_PROBLEM_
Turn the items into a numbered list, from the first line down to and including the line containing "section-divider-bar — [28, 246, 1172, 276]", and leave out any blank lines.

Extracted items
───
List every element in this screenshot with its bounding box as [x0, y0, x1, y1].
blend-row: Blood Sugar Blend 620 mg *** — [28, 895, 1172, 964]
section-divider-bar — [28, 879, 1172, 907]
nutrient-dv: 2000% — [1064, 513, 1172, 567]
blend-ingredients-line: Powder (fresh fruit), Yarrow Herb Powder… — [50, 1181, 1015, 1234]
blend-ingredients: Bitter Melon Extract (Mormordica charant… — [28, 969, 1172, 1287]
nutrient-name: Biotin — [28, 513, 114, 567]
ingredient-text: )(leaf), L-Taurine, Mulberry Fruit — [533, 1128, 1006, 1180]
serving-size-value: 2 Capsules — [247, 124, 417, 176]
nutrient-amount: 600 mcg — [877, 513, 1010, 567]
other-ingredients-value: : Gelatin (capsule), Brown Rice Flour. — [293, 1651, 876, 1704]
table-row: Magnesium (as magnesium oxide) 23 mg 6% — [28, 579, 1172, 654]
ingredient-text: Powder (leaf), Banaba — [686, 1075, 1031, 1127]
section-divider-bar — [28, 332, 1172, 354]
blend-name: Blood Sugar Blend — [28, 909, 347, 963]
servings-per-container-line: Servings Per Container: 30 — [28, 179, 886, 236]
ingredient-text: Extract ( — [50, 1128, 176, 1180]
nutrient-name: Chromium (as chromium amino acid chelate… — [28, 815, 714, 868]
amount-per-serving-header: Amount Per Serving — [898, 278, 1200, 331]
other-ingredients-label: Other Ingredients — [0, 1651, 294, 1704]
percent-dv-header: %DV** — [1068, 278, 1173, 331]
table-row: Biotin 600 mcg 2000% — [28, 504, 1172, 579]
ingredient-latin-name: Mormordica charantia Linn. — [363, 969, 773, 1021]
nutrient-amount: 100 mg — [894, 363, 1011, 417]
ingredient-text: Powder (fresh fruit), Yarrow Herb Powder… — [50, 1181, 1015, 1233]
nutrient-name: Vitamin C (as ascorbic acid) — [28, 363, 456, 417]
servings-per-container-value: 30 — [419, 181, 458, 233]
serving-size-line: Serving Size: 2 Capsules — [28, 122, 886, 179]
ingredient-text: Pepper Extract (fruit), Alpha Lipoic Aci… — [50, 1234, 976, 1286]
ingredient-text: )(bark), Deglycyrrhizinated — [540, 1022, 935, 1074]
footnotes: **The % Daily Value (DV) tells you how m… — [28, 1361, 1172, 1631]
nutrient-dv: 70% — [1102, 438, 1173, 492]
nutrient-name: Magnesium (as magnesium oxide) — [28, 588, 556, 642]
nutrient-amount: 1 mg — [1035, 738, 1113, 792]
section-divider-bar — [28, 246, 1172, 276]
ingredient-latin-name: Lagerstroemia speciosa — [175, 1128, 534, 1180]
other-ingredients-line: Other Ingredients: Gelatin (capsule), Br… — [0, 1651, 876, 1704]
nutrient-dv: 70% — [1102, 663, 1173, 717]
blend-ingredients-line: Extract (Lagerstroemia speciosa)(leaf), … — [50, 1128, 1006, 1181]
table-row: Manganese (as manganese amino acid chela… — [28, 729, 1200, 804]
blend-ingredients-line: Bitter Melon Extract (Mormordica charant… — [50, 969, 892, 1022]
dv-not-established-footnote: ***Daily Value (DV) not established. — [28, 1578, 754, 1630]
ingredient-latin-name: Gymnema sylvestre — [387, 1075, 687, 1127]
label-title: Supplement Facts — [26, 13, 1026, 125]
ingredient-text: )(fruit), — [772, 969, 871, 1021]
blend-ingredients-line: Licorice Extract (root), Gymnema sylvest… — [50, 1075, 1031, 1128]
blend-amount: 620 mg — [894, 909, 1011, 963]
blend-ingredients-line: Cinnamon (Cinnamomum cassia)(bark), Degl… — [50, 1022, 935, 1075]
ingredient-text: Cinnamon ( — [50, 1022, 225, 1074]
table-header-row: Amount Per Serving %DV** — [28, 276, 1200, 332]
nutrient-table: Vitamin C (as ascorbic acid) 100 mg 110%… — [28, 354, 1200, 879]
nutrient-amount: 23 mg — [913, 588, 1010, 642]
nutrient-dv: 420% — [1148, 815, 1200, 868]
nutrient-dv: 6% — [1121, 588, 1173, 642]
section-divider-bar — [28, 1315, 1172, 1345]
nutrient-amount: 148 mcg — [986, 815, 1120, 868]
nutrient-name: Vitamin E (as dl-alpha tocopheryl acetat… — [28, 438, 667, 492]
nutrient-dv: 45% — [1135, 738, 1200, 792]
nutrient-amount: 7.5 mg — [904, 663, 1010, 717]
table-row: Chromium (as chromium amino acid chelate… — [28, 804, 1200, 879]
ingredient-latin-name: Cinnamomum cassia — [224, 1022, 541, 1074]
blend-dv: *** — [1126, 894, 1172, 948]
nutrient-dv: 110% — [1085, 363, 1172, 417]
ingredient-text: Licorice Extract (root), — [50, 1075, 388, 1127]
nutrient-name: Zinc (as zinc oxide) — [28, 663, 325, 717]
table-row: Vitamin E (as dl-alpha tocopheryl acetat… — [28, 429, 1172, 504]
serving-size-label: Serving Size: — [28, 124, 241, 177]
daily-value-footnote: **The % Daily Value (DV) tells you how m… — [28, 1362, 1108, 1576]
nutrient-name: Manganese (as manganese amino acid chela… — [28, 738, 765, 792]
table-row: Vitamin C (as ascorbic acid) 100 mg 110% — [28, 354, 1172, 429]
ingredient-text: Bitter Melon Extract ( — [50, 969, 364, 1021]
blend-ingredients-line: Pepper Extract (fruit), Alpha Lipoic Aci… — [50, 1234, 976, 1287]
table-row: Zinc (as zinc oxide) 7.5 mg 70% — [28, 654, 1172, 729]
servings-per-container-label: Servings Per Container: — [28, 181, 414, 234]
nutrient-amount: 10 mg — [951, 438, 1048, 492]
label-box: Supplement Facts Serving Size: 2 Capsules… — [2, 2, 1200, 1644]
───
_OUTPUT OF THE TASK_
1. List every element in this screenshot with its bounding box as [x0, y0, x1, y1].
2. blend-row: Blood Sugar Blend 620 mg *** — [28, 895, 1172, 964]
3. section-divider-bar — [28, 879, 1172, 907]
4. nutrient-dv: 2000% — [1064, 513, 1172, 567]
5. blend-ingredients-line: Powder (fresh fruit), Yarrow Herb Powder… — [50, 1181, 1015, 1234]
6. blend-ingredients: Bitter Melon Extract (Mormordica charant… — [28, 969, 1172, 1287]
7. nutrient-name: Biotin — [28, 513, 114, 567]
8. ingredient-text: )(leaf), L-Taurine, Mulberry Fruit — [533, 1128, 1006, 1180]
9. serving-size-value: 2 Capsules — [247, 124, 417, 176]
10. nutrient-amount: 600 mcg — [877, 513, 1010, 567]
11. other-ingredients-value: : Gelatin (capsule), Brown Rice Flour. — [293, 1651, 876, 1704]
12. table-row: Magnesium (as magnesium oxide) 23 mg 6% — [28, 579, 1172, 654]
13. ingredient-text: Powder (leaf), Banaba — [686, 1075, 1031, 1127]
14. section-divider-bar — [28, 332, 1172, 354]
15. blend-name: Blood Sugar Blend — [28, 909, 347, 963]
16. servings-per-container-line: Servings Per Container: 30 — [28, 179, 886, 236]
17. ingredient-text: Extract ( — [50, 1128, 176, 1180]
18. nutrient-name: Chromium (as chromium amino acid chelate… — [28, 815, 714, 868]
19. amount-per-serving-header: Amount Per Serving — [898, 278, 1200, 331]
20. other-ingredients-label: Other Ingredients — [0, 1651, 294, 1704]
21. percent-dv-header: %DV** — [1068, 278, 1173, 331]
22. table-row: Biotin 600 mcg 2000% — [28, 504, 1172, 579]
23. ingredient-latin-name: Mormordica charantia Linn. — [363, 969, 773, 1021]
24. nutrient-amount: 100 mg — [894, 363, 1011, 417]
25. ingredient-text: Powder (fresh fruit), Yarrow Herb Powder… — [50, 1181, 1015, 1233]
26. nutrient-name: Vitamin C (as ascorbic acid) — [28, 363, 456, 417]
27. servings-per-container-value: 30 — [419, 181, 458, 233]
28. serving-size-line: Serving Size: 2 Capsules — [28, 122, 886, 179]
29. ingredient-text: Pepper Extract (fruit), Alpha Lipoic Aci… — [50, 1234, 976, 1286]
30. ingredient-text: )(bark), Deglycyrrhizinated — [540, 1022, 935, 1074]
31. footnotes: **The % Daily Value (DV) tells you how m… — [28, 1361, 1172, 1631]
32. nutrient-dv: 70% — [1102, 438, 1173, 492]
33. nutrient-name: Magnesium (as magnesium oxide) — [28, 588, 556, 642]
34. nutrient-amount: 1 mg — [1035, 738, 1113, 792]
35. section-divider-bar — [28, 246, 1172, 276]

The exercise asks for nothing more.